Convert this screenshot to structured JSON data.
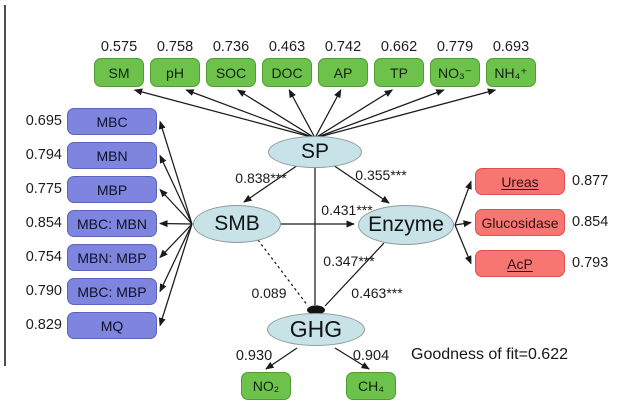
{
  "figure": {
    "type": "structural_equation_model",
    "goodness_of_fit": "Goodness of fit=0.622",
    "latent_variables": [
      "SP",
      "SMB",
      "Enzyme",
      "GHG"
    ],
    "indicators": {
      "top": [
        {
          "label": "SM",
          "loading": "0.575"
        },
        {
          "label": "pH",
          "loading": "0.758"
        },
        {
          "label": "SOC",
          "loading": "0.736"
        },
        {
          "label": "DOC",
          "loading": "0.463"
        },
        {
          "label": "AP",
          "loading": "0.742"
        },
        {
          "label": "TP",
          "loading": "0.662"
        },
        {
          "label": "NO₃⁻",
          "loading": "0.779"
        },
        {
          "label": "NH₄⁺",
          "loading": "0.693"
        }
      ],
      "left": [
        {
          "label": "MBC",
          "loading": "0.695"
        },
        {
          "label": "MBN",
          "loading": "0.794"
        },
        {
          "label": "MBP",
          "loading": "0.775"
        },
        {
          "label": "MBC: MBN",
          "loading": "0.854"
        },
        {
          "label": "MBN: MBP",
          "loading": "0.754"
        },
        {
          "label": "MBC: MBP",
          "loading": "0.790"
        },
        {
          "label": "MQ",
          "loading": "0.829"
        }
      ],
      "right": [
        {
          "label": "Ureas",
          "loading": "0.877",
          "underlined": true
        },
        {
          "label": "Glucosidase",
          "loading": "0.854",
          "underlined": false
        },
        {
          "label": "AcP",
          "loading": "0.793",
          "underlined": true
        }
      ],
      "bottom": [
        {
          "label": "NO₂",
          "loading": "0.930"
        },
        {
          "label": "CH₄",
          "loading": "0.904"
        }
      ]
    },
    "paths": [
      {
        "from": "SP",
        "to": "SMB",
        "coefficient": "0.838***",
        "style": "solid"
      },
      {
        "from": "SP",
        "to": "Enzyme",
        "coefficient": "0.355***",
        "style": "solid"
      },
      {
        "from": "SMB",
        "to": "Enzyme",
        "coefficient": "0.431***",
        "style": "solid"
      },
      {
        "from": "SP",
        "to": "GHG",
        "coefficient": "0.347***",
        "style": "solid"
      },
      {
        "from": "SMB",
        "to": "GHG",
        "coefficient": "0.089",
        "style": "dashed"
      },
      {
        "from": "Enzyme",
        "to": "GHG",
        "coefficient": "0.463***",
        "style": "solid"
      }
    ],
    "colors": {
      "indicator_green": "#6cc24a",
      "indicator_blue": "#7d85de",
      "indicator_red": "#f87671",
      "latent_fill": "#c8e3e7",
      "arrow": "#1a1a1a"
    }
  }
}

WHAT THIS TASK INVOLVES: Write the entries above out again exactly, omitting each image.

EXERCISE SOLUTION:
Convert this screenshot to structured JSON data.
{
  "figure": {
    "type": "structural_equation_model",
    "goodness_of_fit": "Goodness of fit=0.622",
    "latent_variables": [
      "SP",
      "SMB",
      "Enzyme",
      "GHG"
    ],
    "indicators": {
      "top": [
        {
          "label": "SM",
          "loading": "0.575"
        },
        {
          "label": "pH",
          "loading": "0.758"
        },
        {
          "label": "SOC",
          "loading": "0.736"
        },
        {
          "label": "DOC",
          "loading": "0.463"
        },
        {
          "label": "AP",
          "loading": "0.742"
        },
        {
          "label": "TP",
          "loading": "0.662"
        },
        {
          "label": "NO₃⁻",
          "loading": "0.779"
        },
        {
          "label": "NH₄⁺",
          "loading": "0.693"
        }
      ],
      "left": [
        {
          "label": "MBC",
          "loading": "0.695"
        },
        {
          "label": "MBN",
          "loading": "0.794"
        },
        {
          "label": "MBP",
          "loading": "0.775"
        },
        {
          "label": "MBC: MBN",
          "loading": "0.854"
        },
        {
          "label": "MBN: MBP",
          "loading": "0.754"
        },
        {
          "label": "MBC: MBP",
          "loading": "0.790"
        },
        {
          "label": "MQ",
          "loading": "0.829"
        }
      ],
      "right": [
        {
          "label": "Ureas",
          "loading": "0.877",
          "underlined": true
        },
        {
          "label": "Glucosidase",
          "loading": "0.854",
          "underlined": false
        },
        {
          "label": "AcP",
          "loading": "0.793",
          "underlined": true
        }
      ],
      "bottom": [
        {
          "label": "NO₂",
          "loading": "0.930"
        },
        {
          "label": "CH₄",
          "loading": "0.904"
        }
      ]
    },
    "paths": [
      {
        "from": "SP",
        "to": "SMB",
        "coefficient": "0.838***",
        "style": "solid"
      },
      {
        "from": "SP",
        "to": "Enzyme",
        "coefficient": "0.355***",
        "style": "solid"
      },
      {
        "from": "SMB",
        "to": "Enzyme",
        "coefficient": "0.431***",
        "style": "solid"
      },
      {
        "from": "SP",
        "to": "GHG",
        "coefficient": "0.347***",
        "style": "solid"
      },
      {
        "from": "SMB",
        "to": "GHG",
        "coefficient": "0.089",
        "style": "dashed"
      },
      {
        "from": "Enzyme",
        "to": "GHG",
        "coefficient": "0.463***",
        "style": "solid"
      }
    ],
    "colors": {
      "indicator_green": "#6cc24a",
      "indicator_blue": "#7d85de",
      "indicator_red": "#f87671",
      "latent_fill": "#c8e3e7",
      "arrow": "#1a1a1a"
    }
  }
}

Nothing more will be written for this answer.